(Layout dataset entries)
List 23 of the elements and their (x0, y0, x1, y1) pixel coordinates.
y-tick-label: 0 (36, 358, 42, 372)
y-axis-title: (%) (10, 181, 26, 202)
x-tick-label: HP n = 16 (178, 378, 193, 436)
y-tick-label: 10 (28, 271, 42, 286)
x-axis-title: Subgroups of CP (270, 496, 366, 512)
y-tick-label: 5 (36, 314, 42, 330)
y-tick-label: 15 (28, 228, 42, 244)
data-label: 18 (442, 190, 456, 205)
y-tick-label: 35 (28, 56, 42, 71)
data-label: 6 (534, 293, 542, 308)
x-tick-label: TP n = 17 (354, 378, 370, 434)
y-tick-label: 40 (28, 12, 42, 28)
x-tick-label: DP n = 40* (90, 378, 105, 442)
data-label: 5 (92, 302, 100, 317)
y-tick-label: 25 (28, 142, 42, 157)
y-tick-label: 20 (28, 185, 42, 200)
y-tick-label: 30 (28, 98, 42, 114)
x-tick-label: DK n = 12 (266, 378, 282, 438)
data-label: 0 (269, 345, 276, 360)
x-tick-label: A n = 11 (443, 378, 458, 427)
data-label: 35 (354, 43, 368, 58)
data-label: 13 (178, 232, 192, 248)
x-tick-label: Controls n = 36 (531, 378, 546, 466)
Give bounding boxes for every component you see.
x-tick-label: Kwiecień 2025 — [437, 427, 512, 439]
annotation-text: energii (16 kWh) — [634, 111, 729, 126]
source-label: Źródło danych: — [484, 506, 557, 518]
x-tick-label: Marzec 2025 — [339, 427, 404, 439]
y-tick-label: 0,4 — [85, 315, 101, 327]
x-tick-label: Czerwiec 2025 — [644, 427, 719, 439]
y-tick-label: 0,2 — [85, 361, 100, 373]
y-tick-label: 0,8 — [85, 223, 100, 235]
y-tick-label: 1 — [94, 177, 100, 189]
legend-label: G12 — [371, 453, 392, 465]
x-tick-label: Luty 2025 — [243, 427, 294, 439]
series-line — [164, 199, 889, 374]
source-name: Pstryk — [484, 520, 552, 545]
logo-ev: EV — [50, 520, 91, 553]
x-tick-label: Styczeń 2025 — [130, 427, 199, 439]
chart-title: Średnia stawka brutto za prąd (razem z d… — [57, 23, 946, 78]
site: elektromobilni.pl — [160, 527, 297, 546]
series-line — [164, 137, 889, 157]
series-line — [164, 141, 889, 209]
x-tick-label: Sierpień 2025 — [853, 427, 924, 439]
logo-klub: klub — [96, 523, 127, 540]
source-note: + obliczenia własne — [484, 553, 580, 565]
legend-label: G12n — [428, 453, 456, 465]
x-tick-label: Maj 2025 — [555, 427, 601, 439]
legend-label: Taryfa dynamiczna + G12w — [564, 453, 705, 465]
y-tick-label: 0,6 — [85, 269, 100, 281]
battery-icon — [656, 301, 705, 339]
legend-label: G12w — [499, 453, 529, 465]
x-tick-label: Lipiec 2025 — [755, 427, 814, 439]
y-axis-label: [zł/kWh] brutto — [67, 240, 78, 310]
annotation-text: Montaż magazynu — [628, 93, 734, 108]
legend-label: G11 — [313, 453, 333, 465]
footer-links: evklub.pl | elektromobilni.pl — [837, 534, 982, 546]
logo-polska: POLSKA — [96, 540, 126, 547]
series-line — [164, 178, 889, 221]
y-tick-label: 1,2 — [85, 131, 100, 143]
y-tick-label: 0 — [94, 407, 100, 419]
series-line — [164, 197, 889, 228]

◆ EXERCISE REQUIREMENTS: Can you lay out every line from the very first of the rows through the line containing "y-tick-label: 40 (28, 12, 42, 28)" as a Markdown table with the columns Number and Text, numbering each line and leaving out any blank ones?

◆ THE OUTPUT:
| Number | Text |
|---|---|
| 1 | List 23 of the elements and their (x0, y0, x1, y1) pixel coordinates. |
| 2 | y-tick-label: 0 (36, 358, 42, 372) |
| 3 | y-axis-title: (%) (10, 181, 26, 202) |
| 4 | x-tick-label: HP n = 16 (178, 378, 193, 436) |
| 5 | y-tick-label: 10 (28, 271, 42, 286) |
| 6 | x-axis-title: Subgroups of CP (270, 496, 366, 512) |
| 7 | y-tick-label: 5 (36, 314, 42, 330) |
| 8 | y-tick-label: 15 (28, 228, 42, 244) |
| 9 | data-label: 18 (442, 190, 456, 205) |
| 10 | y-tick-label: 35 (28, 56, 42, 71) |
| 11 | data-label: 6 (534, 293, 542, 308) |
| 12 | x-tick-label: TP n = 17 (354, 378, 370, 434) |
| 13 | y-tick-label: 40 (28, 12, 42, 28) |